→ **WORK INSTRUCTIONS**:
Please set down all the lines beneath this one exactly, without the pictures.

→ **MATERIAL FOR THE TASK**:
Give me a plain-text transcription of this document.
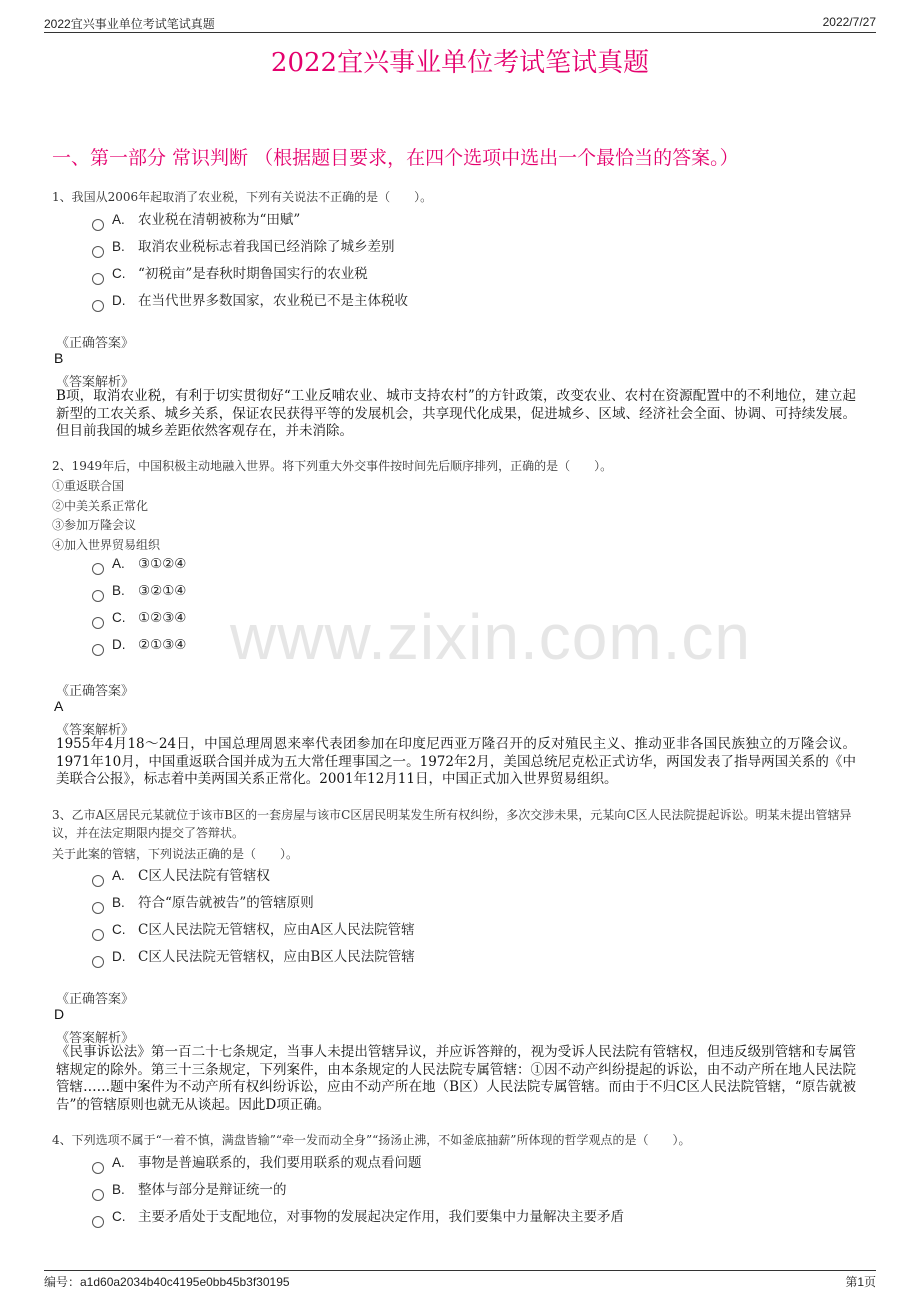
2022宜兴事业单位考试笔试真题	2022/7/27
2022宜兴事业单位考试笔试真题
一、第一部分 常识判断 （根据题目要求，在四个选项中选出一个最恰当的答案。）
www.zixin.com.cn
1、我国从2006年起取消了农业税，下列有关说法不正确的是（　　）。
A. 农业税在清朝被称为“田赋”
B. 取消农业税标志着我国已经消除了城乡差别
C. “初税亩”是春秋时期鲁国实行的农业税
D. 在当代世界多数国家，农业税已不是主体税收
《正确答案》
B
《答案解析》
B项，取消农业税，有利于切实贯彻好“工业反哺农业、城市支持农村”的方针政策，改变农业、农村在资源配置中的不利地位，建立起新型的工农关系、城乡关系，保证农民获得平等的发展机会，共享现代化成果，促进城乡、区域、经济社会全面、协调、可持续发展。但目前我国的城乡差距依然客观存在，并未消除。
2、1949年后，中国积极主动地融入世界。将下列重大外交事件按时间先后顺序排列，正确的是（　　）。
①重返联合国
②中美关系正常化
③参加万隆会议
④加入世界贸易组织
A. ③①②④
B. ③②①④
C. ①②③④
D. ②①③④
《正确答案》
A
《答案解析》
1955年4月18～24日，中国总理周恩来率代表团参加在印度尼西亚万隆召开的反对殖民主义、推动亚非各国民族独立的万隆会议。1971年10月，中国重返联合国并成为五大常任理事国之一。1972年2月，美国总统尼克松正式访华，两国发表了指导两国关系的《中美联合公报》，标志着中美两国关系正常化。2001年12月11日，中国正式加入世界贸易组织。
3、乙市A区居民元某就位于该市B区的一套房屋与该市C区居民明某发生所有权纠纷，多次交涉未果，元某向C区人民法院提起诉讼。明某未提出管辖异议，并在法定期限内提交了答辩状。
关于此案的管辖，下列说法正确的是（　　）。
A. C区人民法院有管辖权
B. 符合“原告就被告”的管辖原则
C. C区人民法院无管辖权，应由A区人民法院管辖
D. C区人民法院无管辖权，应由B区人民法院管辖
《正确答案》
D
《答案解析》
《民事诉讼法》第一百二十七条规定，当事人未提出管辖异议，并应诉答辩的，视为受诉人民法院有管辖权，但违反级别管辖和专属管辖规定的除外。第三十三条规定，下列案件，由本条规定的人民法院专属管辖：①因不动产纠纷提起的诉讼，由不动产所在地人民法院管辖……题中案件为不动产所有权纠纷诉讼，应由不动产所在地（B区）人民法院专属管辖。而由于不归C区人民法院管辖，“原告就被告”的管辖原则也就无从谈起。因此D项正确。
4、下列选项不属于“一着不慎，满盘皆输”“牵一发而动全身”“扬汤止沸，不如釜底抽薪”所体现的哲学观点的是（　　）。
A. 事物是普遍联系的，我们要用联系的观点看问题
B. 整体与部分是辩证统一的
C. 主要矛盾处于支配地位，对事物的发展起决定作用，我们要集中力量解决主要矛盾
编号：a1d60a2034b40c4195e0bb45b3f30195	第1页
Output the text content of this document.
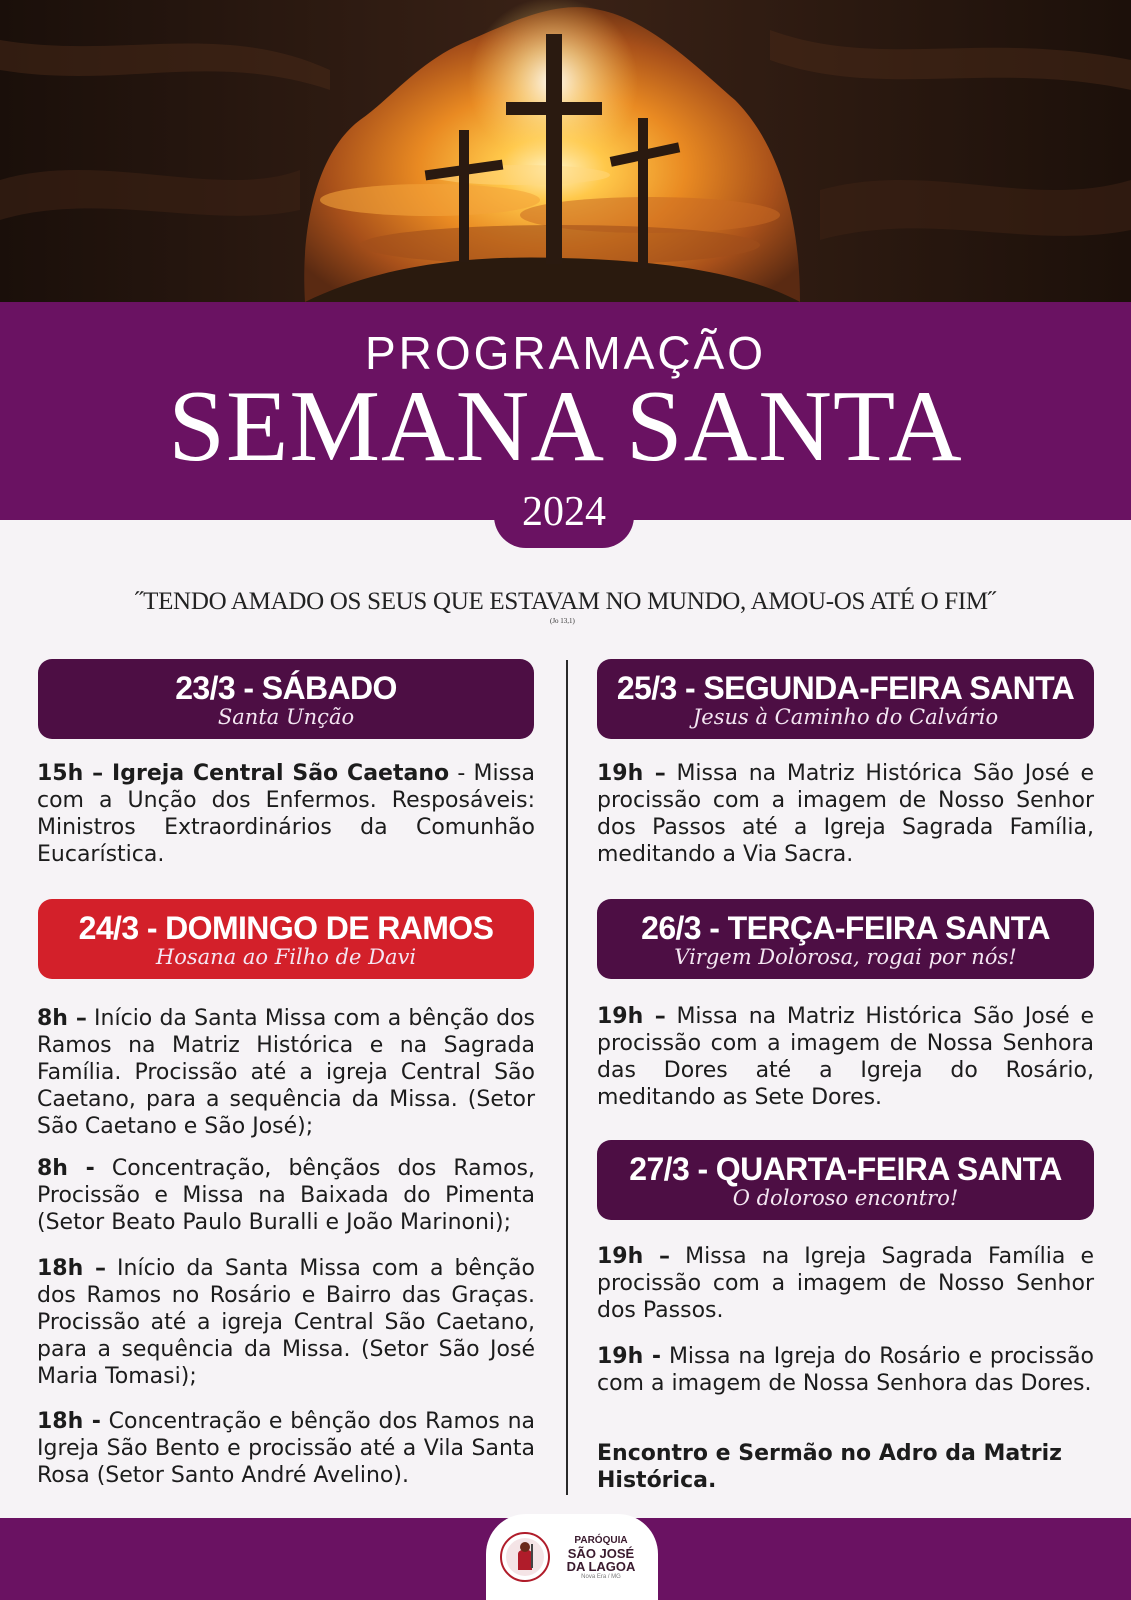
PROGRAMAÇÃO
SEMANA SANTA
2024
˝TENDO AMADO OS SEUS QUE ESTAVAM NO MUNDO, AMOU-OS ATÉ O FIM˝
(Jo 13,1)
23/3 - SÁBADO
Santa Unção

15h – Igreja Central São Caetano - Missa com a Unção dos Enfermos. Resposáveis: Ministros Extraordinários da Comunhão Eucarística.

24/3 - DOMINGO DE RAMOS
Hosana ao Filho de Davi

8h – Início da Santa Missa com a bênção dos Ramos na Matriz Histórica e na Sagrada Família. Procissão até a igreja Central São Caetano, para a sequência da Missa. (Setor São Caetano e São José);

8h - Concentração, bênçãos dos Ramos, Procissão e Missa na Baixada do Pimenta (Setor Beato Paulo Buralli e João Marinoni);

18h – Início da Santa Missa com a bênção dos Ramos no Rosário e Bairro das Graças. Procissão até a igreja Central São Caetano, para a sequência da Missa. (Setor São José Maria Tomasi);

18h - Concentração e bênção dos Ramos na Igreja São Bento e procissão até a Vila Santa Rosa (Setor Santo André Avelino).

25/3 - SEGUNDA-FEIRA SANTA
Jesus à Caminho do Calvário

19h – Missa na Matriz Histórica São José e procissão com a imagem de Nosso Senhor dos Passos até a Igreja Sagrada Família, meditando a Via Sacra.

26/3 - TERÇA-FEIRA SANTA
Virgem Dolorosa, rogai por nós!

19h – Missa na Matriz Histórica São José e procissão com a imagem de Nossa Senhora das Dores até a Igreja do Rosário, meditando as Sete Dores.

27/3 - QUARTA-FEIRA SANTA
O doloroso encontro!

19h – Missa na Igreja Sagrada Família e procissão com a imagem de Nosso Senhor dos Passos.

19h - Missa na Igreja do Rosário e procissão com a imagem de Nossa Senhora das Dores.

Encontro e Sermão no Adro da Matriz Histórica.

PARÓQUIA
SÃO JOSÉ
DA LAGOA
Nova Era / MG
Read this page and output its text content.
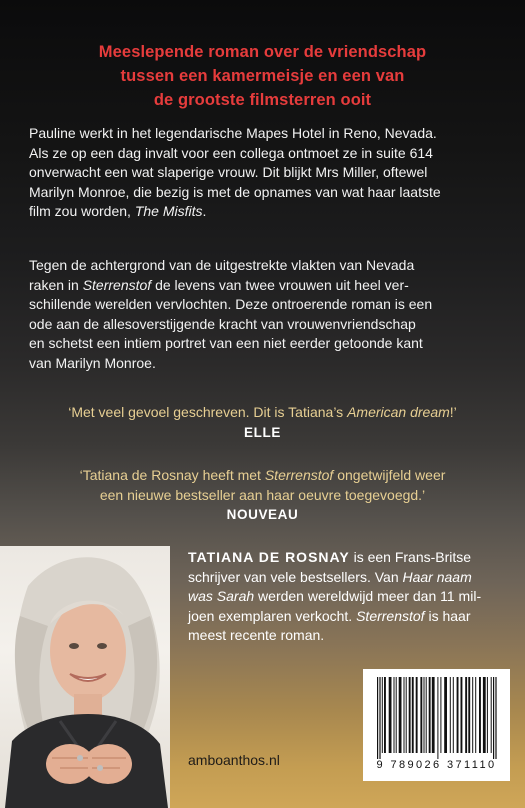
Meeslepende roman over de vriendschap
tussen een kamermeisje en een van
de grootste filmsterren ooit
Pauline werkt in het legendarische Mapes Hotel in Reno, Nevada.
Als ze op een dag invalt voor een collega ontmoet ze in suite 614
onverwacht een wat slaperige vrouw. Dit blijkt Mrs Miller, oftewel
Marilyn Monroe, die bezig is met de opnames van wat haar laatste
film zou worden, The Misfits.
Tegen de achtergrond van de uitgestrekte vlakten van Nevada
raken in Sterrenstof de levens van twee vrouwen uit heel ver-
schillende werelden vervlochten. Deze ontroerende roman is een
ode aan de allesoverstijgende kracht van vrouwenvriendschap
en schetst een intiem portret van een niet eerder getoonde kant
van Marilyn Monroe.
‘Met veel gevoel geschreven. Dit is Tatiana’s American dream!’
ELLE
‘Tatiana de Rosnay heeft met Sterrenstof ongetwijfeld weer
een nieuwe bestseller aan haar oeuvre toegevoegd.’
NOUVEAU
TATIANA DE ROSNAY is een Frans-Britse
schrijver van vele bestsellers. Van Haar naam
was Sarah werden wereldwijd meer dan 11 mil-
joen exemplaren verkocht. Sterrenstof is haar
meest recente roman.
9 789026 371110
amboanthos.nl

→ **CORRECT RESULT**:
Give me a plain-text transcription of this document.
2022宜兴事业单位考试笔试真题	2022/7/27
2022宜兴事业单位考试笔试真题
一、第一部分 常识判断 （根据题目要求，在四个选项中选出一个最恰当的答案。）
www.zixin.com.cn
1、我国从2006年起取消了农业税，下列有关说法不正确的是（　　）。
A. 农业税在清朝被称为“田赋”
B. 取消农业税标志着我国已经消除了城乡差别
C. “初税亩”是春秋时期鲁国实行的农业税
D. 在当代世界多数国家，农业税已不是主体税收
《正确答案》
B
《答案解析》
B项，取消农业税，有利于切实贯彻好“工业反哺农业、城市支持农村”的方针政策，改变农业、农村在资源配置中的不利地位，建立起新型的工农关系、城乡关系，保证农民获得平等的发展机会，共享现代化成果，促进城乡、区域、经济社会全面、协调、可持续发展。但目前我国的城乡差距依然客观存在，并未消除。
2、1949年后，中国积极主动地融入世界。将下列重大外交事件按时间先后顺序排列，正确的是（　　）。
①重返联合国
②中美关系正常化
③参加万隆会议
④加入世界贸易组织
A. ③①②④
B. ③②①④
C. ①②③④
D. ②①③④
《正确答案》
A
《答案解析》
1955年4月18～24日，中国总理周恩来率代表团参加在印度尼西亚万隆召开的反对殖民主义、推动亚非各国民族独立的万隆会议。1971年10月，中国重返联合国并成为五大常任理事国之一。1972年2月，美国总统尼克松正式访华，两国发表了指导两国关系的《中美联合公报》，标志着中美两国关系正常化。2001年12月11日，中国正式加入世界贸易组织。
3、乙市A区居民元某就位于该市B区的一套房屋与该市C区居民明某发生所有权纠纷，多次交涉未果，元某向C区人民法院提起诉讼。明某未提出管辖异议，并在法定期限内提交了答辩状。
关于此案的管辖，下列说法正确的是（　　）。
A. C区人民法院有管辖权
B. 符合“原告就被告”的管辖原则
C. C区人民法院无管辖权，应由A区人民法院管辖
D. C区人民法院无管辖权，应由B区人民法院管辖
《正确答案》
D
《答案解析》
《民事诉讼法》第一百二十七条规定，当事人未提出管辖异议，并应诉答辩的，视为受诉人民法院有管辖权，但违反级别管辖和专属管辖规定的除外。第三十三条规定，下列案件，由本条规定的人民法院专属管辖：①因不动产纠纷提起的诉讼，由不动产所在地人民法院管辖……题中案件为不动产所有权纠纷诉讼，应由不动产所在地（B区）人民法院专属管辖。而由于不归C区人民法院管辖，“原告就被告”的管辖原则也就无从谈起。因此D项正确。
4、下列选项不属于“一着不慎，满盘皆输”“牵一发而动全身”“扬汤止沸，不如釜底抽薪”所体现的哲学观点的是（　　）。
A. 事物是普遍联系的，我们要用联系的观点看问题
B. 整体与部分是辩证统一的
C. 主要矛盾处于支配地位，对事物的发展起决定作用，我们要集中力量解决主要矛盾
编号：a1d60a2034b40c4195e0bb45b3f30195	第1页
Output the text content of this document.
PROGRAMAÇÃO
SEMANA SANTA
2024
˝TENDO AMADO OS SEUS QUE ESTAVAM NO MUNDO, AMOU-OS ATÉ O FIM˝
(Jo 13,1)
23/3 - SÁBADO
Santa Unção

15h – Igreja Central São Caetano - Missa com a Unção dos Enfermos. Resposáveis: Ministros Extraordinários da Comunhão Eucarística.

24/3 - DOMINGO DE RAMOS
Hosana ao Filho de Davi

8h – Início da Santa Missa com a bênção dos Ramos na Matriz Histórica e na Sagrada Família. Procissão até a igreja Central São Caetano, para a sequência da Missa. (Setor São Caetano e São José);

8h - Concentração, bênçãos dos Ramos, Procissão e Missa na Baixada do Pimenta (Setor Beato Paulo Buralli e João Marinoni);

18h – Início da Santa Missa com a bênção dos Ramos no Rosário e Bairro das Graças. Procissão até a igreja Central São Caetano, para a sequência da Missa. (Setor São José Maria Tomasi);

18h - Concentração e bênção dos Ramos na Igreja São Bento e procissão até a Vila Santa Rosa (Setor Santo André Avelino).

25/3 - SEGUNDA-FEIRA SANTA
Jesus à Caminho do Calvário

19h – Missa na Matriz Histórica São José e procissão com a imagem de Nosso Senhor dos Passos até a Igreja Sagrada Família, meditando a Via Sacra.

26/3 - TERÇA-FEIRA SANTA
Virgem Dolorosa, rogai por nós!

19h – Missa na Matriz Histórica São José e procissão com a imagem de Nossa Senhora das Dores até a Igreja do Rosário, meditando as Sete Dores.

27/3 - QUARTA-FEIRA SANTA
O doloroso encontro!

19h – Missa na Igreja Sagrada Família e procissão com a imagem de Nosso Senhor dos Passos.

19h - Missa na Igreja do Rosário e procissão com a imagem de Nossa Senhora das Dores.

Encontro e Sermão no Adro da Matriz Histórica.

PARÓQUIA
SÃO JOSÉ
DA LAGOA
Nova Era / MG
Read this page and output its text content.
Meeslepende roman over de vriendschap
tussen een kamermeisje en een van
de grootste filmsterren ooit
Pauline werkt in het legendarische Mapes Hotel in Reno, Nevada.
Als ze op een dag invalt voor een collega ontmoet ze in suite 614
onverwacht een wat slaperige vrouw. Dit blijkt Mrs Miller, oftewel
Marilyn Monroe, die bezig is met de opnames van wat haar laatste
film zou worden, The Misfits.
Tegen de achtergrond van de uitgestrekte vlakten van Nevada
raken in Sterrenstof de levens van twee vrouwen uit heel ver-
schillende werelden vervlochten. Deze ontroerende roman is een
ode aan de allesoverstijgende kracht van vrouwenvriendschap
en schetst een intiem portret van een niet eerder getoonde kant
van Marilyn Monroe.
‘Met veel gevoel geschreven. Dit is Tatiana’s American dream!’
ELLE
‘Tatiana de Rosnay heeft met Sterrenstof ongetwijfeld weer
een nieuwe bestseller aan haar oeuvre toegevoegd.’
NOUVEAU
TATIANA DE ROSNAY is een Frans-Britse
schrijver van vele bestsellers. Van Haar naam
was Sarah werden wereldwijd meer dan 11 mil-
joen exemplaren verkocht. Sterrenstof is haar
meest recente roman.
9 789026 371110
amboanthos.nl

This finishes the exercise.